**WHAT YOU WILL DO**
Copy the data below exactly, omitting any picture it contains.

Stored data
■ ■ ■ ■

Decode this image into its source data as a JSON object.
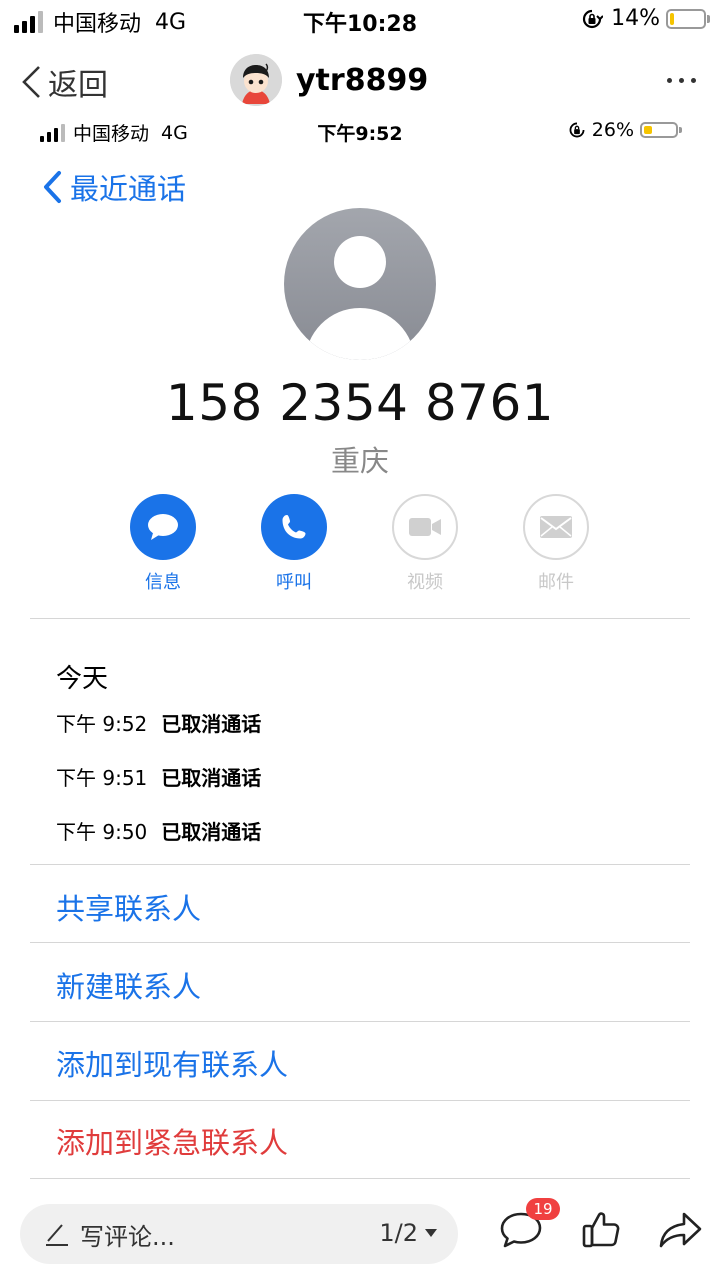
{
  "status_bar": {
    "carrier": "中国移动",
    "network": "4G",
    "time": "下午10:28",
    "battery": "14%",
    "battery_level": 0.14
  },
  "header": {
    "back_label": "返回",
    "username": "ytr8899"
  },
  "screenshot": {
    "status_bar": {
      "carrier": "中国移动",
      "network": "4G",
      "time": "下午9:52",
      "battery": "26%",
      "battery_level": 0.26
    },
    "back_label": "最近通话",
    "phone_number": "158 2354 8761",
    "location": "重庆",
    "actions": [
      {
        "label": "信息",
        "enabled": true,
        "icon": "message-icon"
      },
      {
        "label": "呼叫",
        "enabled": true,
        "icon": "phone-icon"
      },
      {
        "label": "视频",
        "enabled": false,
        "icon": "video-icon"
      },
      {
        "label": "邮件",
        "enabled": false,
        "icon": "mail-icon"
      }
    ],
    "history": {
      "title": "今天",
      "calls": [
        {
          "time": "下午 9:52",
          "status": "已取消通话"
        },
        {
          "time": "下午 9:51",
          "status": "已取消通话"
        },
        {
          "time": "下午 9:50",
          "status": "已取消通话"
        }
      ]
    },
    "menu": [
      {
        "label": "共享联系人"
      },
      {
        "label": "新建联系人"
      },
      {
        "label": "添加到现有联系人"
      },
      {
        "label": "添加到紧急联系人"
      }
    ]
  },
  "bottom_bar": {
    "comment_placeholder": "写评论...",
    "pager": "1/2",
    "comment_count": "19"
  },
  "colors": {
    "accent": "#1a73e8",
    "danger": "#e03c3c",
    "badge": "#f04040",
    "battery": "#f5c400"
  }
}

■ ■ ■ ■

**THE RESULT**
Decode this image into its source data as a JSON object.
{
  "status_bar": {
    "carrier": "中国移动",
    "network": "4G",
    "time": "下午10:28",
    "battery": "14%",
    "battery_level": 0.14
  },
  "header": {
    "back_label": "返回",
    "username": "ytr8899"
  },
  "screenshot": {
    "status_bar": {
      "carrier": "中国移动",
      "network": "4G",
      "time": "下午9:52",
      "battery": "26%",
      "battery_level": 0.26
    },
    "back_label": "最近通话",
    "phone_number": "158 2354 8761",
    "location": "重庆",
    "actions": [
      {
        "label": "信息",
        "enabled": true,
        "icon": "message-icon"
      },
      {
        "label": "呼叫",
        "enabled": true,
        "icon": "phone-icon"
      },
      {
        "label": "视频",
        "enabled": false,
        "icon": "video-icon"
      },
      {
        "label": "邮件",
        "enabled": false,
        "icon": "mail-icon"
      }
    ],
    "history": {
      "title": "今天",
      "calls": [
        {
          "time": "下午 9:52",
          "status": "已取消通话"
        },
        {
          "time": "下午 9:51",
          "status": "已取消通话"
        },
        {
          "time": "下午 9:50",
          "status": "已取消通话"
        }
      ]
    },
    "menu": [
      {
        "label": "共享联系人"
      },
      {
        "label": "新建联系人"
      },
      {
        "label": "添加到现有联系人"
      },
      {
        "label": "添加到紧急联系人"
      }
    ]
  },
  "bottom_bar": {
    "comment_placeholder": "写评论...",
    "pager": "1/2",
    "comment_count": "19"
  },
  "colors": {
    "accent": "#1a73e8",
    "danger": "#e03c3c",
    "badge": "#f04040",
    "battery": "#f5c400"
  }
}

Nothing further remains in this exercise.